Exercise description
Would you pull out every line of the material that contains the string "inside"?
— begin Raw records —
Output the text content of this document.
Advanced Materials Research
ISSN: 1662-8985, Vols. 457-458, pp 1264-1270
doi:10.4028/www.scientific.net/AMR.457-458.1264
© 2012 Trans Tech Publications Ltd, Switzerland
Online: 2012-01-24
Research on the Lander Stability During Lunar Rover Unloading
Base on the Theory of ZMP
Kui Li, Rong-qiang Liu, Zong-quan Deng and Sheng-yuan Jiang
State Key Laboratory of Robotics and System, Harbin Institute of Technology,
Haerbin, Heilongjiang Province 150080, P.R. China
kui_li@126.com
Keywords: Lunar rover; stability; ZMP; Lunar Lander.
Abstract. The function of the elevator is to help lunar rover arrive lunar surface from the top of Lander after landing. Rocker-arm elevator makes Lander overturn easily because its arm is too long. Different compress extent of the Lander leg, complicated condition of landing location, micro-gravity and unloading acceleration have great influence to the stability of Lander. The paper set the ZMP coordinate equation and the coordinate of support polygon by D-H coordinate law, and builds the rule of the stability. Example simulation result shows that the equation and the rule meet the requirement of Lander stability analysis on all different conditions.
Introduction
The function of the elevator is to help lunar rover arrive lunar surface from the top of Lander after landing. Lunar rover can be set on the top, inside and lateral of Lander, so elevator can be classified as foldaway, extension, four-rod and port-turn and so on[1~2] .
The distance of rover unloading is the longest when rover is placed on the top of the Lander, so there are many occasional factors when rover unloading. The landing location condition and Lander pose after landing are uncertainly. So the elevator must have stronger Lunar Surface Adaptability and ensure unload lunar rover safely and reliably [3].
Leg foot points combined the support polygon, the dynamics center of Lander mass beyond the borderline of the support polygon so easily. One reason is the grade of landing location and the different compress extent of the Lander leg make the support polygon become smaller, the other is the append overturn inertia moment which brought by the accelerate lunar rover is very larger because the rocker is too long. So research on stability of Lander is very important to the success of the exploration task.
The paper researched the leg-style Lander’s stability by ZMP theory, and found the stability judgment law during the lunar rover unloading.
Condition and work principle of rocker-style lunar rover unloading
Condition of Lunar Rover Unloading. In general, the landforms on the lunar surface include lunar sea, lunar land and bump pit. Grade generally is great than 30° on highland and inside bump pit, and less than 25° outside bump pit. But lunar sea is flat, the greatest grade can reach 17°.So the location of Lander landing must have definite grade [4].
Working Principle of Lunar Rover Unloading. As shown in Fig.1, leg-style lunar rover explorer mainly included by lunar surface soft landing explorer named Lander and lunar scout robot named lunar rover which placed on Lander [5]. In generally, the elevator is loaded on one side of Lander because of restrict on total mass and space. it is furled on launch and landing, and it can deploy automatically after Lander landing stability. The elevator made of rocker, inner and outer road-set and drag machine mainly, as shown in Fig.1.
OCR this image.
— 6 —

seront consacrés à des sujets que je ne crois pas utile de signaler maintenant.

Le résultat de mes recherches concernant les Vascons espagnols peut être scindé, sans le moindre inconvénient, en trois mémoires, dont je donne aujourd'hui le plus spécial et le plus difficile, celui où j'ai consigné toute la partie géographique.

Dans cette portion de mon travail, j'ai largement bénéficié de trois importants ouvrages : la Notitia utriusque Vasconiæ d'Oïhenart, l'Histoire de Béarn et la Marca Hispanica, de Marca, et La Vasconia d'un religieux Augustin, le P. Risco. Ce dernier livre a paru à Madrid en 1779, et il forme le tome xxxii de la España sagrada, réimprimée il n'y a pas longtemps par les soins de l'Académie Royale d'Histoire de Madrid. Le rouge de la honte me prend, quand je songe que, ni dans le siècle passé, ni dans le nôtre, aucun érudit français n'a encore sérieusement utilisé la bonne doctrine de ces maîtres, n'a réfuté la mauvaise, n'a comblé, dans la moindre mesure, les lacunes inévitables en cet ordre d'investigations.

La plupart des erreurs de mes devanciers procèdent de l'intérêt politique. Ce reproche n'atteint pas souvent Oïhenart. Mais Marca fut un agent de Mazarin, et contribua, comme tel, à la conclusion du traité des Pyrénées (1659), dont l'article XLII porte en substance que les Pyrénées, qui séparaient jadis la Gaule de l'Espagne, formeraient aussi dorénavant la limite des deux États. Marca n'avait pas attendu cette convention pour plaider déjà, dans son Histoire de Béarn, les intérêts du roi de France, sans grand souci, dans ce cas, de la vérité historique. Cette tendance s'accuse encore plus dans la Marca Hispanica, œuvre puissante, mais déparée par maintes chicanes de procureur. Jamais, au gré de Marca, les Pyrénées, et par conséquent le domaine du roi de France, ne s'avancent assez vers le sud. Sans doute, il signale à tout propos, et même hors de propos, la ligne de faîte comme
— end Raw records —
Complete answer
The function of the elevator is to help lunar rover arrive lunar surface from the top of Lander after landing. Lunar rover can be set on the top, inside and lateral of Lander, so elevator can be classified as foldaway, extension, four-rod and port-turn and so on[1~2] .
Condition of Lunar Rover Unloading. In general, the landforms on the lunar surface include lunar sea, lunar land and bump pit. Grade generally is great than 30° on highland and inside bump pit, and less than 25° outside bump pit. But lunar sea is flat, the greatest grade can reach 17°.So the location of Lander landing must have definite grade [4].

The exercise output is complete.